Dataset items:

════════

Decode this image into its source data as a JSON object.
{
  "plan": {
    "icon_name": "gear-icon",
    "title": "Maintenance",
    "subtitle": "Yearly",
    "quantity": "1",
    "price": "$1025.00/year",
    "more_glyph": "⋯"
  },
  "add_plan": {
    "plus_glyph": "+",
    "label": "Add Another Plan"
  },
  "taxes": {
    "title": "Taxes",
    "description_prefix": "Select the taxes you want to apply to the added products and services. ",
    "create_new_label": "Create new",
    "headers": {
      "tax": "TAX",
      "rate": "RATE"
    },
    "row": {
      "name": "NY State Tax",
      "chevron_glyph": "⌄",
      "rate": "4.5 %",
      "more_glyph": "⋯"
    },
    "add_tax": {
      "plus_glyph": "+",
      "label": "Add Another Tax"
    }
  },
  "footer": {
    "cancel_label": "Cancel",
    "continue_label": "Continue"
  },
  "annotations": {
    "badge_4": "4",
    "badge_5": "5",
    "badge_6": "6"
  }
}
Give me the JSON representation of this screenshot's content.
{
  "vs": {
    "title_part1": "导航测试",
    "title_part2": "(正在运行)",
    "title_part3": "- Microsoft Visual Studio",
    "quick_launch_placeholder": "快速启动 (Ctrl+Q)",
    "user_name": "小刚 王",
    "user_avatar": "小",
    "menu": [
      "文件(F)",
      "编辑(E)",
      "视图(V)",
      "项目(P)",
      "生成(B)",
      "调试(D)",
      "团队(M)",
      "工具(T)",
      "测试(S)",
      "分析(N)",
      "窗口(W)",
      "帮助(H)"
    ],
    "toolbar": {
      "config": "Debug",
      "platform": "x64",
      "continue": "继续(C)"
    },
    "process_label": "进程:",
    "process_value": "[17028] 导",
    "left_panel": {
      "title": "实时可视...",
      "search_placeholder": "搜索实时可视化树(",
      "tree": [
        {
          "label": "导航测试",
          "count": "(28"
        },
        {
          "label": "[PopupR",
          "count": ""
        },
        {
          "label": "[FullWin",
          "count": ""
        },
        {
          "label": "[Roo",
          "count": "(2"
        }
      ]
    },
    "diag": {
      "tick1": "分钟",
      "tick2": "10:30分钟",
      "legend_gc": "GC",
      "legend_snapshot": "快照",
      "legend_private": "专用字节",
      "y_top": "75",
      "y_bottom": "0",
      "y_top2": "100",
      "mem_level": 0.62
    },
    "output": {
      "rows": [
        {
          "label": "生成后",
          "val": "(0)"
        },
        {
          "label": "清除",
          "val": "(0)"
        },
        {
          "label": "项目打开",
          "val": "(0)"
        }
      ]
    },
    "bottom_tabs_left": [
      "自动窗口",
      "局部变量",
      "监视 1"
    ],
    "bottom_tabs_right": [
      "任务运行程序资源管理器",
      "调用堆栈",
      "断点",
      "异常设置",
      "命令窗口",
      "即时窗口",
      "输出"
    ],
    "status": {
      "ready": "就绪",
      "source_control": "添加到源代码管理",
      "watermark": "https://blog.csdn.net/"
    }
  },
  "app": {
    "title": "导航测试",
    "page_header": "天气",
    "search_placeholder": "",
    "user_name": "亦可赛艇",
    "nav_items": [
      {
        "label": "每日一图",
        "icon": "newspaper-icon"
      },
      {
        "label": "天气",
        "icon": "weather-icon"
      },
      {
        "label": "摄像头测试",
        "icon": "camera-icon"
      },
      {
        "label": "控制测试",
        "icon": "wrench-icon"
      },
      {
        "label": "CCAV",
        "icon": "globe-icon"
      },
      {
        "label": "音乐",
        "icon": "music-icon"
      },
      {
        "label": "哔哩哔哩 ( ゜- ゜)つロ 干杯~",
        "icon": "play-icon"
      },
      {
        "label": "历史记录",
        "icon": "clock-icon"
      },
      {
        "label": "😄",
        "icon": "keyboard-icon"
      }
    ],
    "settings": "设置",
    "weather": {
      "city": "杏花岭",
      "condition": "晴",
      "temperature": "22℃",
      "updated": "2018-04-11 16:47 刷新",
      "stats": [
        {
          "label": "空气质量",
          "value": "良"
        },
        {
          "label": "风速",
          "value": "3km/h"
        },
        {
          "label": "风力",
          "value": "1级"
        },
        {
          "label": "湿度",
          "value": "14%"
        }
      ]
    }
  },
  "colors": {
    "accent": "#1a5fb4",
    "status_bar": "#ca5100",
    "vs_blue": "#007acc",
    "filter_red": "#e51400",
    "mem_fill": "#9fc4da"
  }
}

════════

- [PROBLEM TO WORK ON]
Track down every line with the word "this" and copy it.

- [COMPLETE ANSWER]
Decode this image into its source data as a JSON object.
Give me the JSON representation of this screenshot's content.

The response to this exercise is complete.